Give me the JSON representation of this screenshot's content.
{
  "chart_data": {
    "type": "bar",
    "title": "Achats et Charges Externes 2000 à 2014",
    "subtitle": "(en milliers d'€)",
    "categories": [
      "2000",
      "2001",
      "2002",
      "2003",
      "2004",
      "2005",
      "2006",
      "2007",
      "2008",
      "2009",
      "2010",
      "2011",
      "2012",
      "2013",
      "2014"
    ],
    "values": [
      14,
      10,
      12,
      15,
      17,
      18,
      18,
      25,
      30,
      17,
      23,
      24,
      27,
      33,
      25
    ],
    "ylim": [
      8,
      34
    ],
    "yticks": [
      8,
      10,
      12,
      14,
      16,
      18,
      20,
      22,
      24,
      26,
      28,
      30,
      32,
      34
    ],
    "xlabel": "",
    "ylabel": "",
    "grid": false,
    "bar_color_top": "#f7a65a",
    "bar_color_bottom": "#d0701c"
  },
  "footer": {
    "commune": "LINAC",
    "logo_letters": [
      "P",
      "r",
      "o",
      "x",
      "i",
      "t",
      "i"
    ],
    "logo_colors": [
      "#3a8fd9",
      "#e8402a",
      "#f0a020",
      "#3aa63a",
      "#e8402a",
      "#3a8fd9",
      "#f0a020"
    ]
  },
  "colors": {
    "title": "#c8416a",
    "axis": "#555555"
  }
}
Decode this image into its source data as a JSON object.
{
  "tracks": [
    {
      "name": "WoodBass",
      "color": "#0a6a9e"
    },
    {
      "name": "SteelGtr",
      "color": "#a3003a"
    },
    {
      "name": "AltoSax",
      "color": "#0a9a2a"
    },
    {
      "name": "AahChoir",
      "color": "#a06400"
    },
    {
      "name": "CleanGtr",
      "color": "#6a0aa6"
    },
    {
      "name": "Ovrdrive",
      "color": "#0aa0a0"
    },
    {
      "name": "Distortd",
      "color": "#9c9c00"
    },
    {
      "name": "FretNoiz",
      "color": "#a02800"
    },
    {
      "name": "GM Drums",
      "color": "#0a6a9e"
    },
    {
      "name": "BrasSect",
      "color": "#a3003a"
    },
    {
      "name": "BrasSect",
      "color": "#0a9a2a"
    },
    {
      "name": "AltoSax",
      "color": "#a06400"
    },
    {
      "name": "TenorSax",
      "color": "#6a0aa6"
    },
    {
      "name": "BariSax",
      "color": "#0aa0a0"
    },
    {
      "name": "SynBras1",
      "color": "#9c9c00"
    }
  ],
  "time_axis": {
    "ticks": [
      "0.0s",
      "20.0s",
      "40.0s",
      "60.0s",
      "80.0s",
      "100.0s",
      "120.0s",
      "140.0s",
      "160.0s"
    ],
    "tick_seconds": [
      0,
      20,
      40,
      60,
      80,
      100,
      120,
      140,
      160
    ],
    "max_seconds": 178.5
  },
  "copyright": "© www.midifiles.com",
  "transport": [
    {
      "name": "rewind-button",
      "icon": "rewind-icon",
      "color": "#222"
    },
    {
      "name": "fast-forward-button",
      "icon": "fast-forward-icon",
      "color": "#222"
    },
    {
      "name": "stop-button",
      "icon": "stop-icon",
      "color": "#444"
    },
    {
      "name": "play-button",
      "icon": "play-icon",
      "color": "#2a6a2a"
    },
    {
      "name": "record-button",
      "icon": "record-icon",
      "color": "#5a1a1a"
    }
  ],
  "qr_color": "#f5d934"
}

+++

WHAT YOU WILL DO =>
Please reproduce all of the entries exactly as they stand.

OUTPUT FOR THIS TASK =>
Give me the JSON representation of this screenshot's content.
{
  "chart_data": {
    "type": "bar",
    "title": "Achats et Charges Externes 2000 à 2014",
    "subtitle": "(en milliers d'€)",
    "categories": [
      "2000",
      "2001",
      "2002",
      "2003",
      "2004",
      "2005",
      "2006",
      "2007",
      "2008",
      "2009",
      "2010",
      "2011",
      "2012",
      "2013",
      "2014"
    ],
    "values": [
      14,
      10,
      12,
      15,
      17,
      18,
      18,
      25,
      30,
      17,
      23,
      24,
      27,
      33,
      25
    ],
    "ylim": [
      8,
      34
    ],
    "yticks": [
      8,
      10,
      12,
      14,
      16,
      18,
      20,
      22,
      24,
      26,
      28,
      30,
      32,
      34
    ],
    "xlabel": "",
    "ylabel": "",
    "grid": false,
    "bar_color_top": "#f7a65a",
    "bar_color_bottom": "#d0701c"
  },
  "footer": {
    "commune": "LINAC",
    "logo_letters": [
      "P",
      "r",
      "o",
      "x",
      "i",
      "t",
      "i"
    ],
    "logo_colors": [
      "#3a8fd9",
      "#e8402a",
      "#f0a020",
      "#3aa63a",
      "#e8402a",
      "#3a8fd9",
      "#f0a020"
    ]
  },
  "colors": {
    "title": "#c8416a",
    "axis": "#555555"
  }
}
Decode this image into its source data as a JSON object.
{
  "tracks": [
    {
      "name": "WoodBass",
      "color": "#0a6a9e"
    },
    {
      "name": "SteelGtr",
      "color": "#a3003a"
    },
    {
      "name": "AltoSax",
      "color": "#0a9a2a"
    },
    {
      "name": "AahChoir",
      "color": "#a06400"
    },
    {
      "name": "CleanGtr",
      "color": "#6a0aa6"
    },
    {
      "name": "Ovrdrive",
      "color": "#0aa0a0"
    },
    {
      "name": "Distortd",
      "color": "#9c9c00"
    },
    {
      "name": "FretNoiz",
      "color": "#a02800"
    },
    {
      "name": "GM Drums",
      "color": "#0a6a9e"
    },
    {
      "name": "BrasSect",
      "color": "#a3003a"
    },
    {
      "name": "BrasSect",
      "color": "#0a9a2a"
    },
    {
      "name": "AltoSax",
      "color": "#a06400"
    },
    {
      "name": "TenorSax",
      "color": "#6a0aa6"
    },
    {
      "name": "BariSax",
      "color": "#0aa0a0"
    },
    {
      "name": "SynBras1",
      "color": "#9c9c00"
    }
  ],
  "time_axis": {
    "ticks": [
      "0.0s",
      "20.0s",
      "40.0s",
      "60.0s",
      "80.0s",
      "100.0s",
      "120.0s",
      "140.0s",
      "160.0s"
    ],
    "tick_seconds": [
      0,
      20,
      40,
      60,
      80,
      100,
      120,
      140,
      160
    ],
    "max_seconds": 178.5
  },
  "copyright": "© www.midifiles.com",
  "transport": [
    {
      "name": "rewind-button",
      "icon": "rewind-icon",
      "color": "#222"
    },
    {
      "name": "fast-forward-button",
      "icon": "fast-forward-icon",
      "color": "#222"
    },
    {
      "name": "stop-button",
      "icon": "stop-icon",
      "color": "#444"
    },
    {
      "name": "play-button",
      "icon": "play-icon",
      "color": "#2a6a2a"
    },
    {
      "name": "record-button",
      "icon": "record-icon",
      "color": "#5a1a1a"
    }
  ],
  "qr_color": "#f5d934"
}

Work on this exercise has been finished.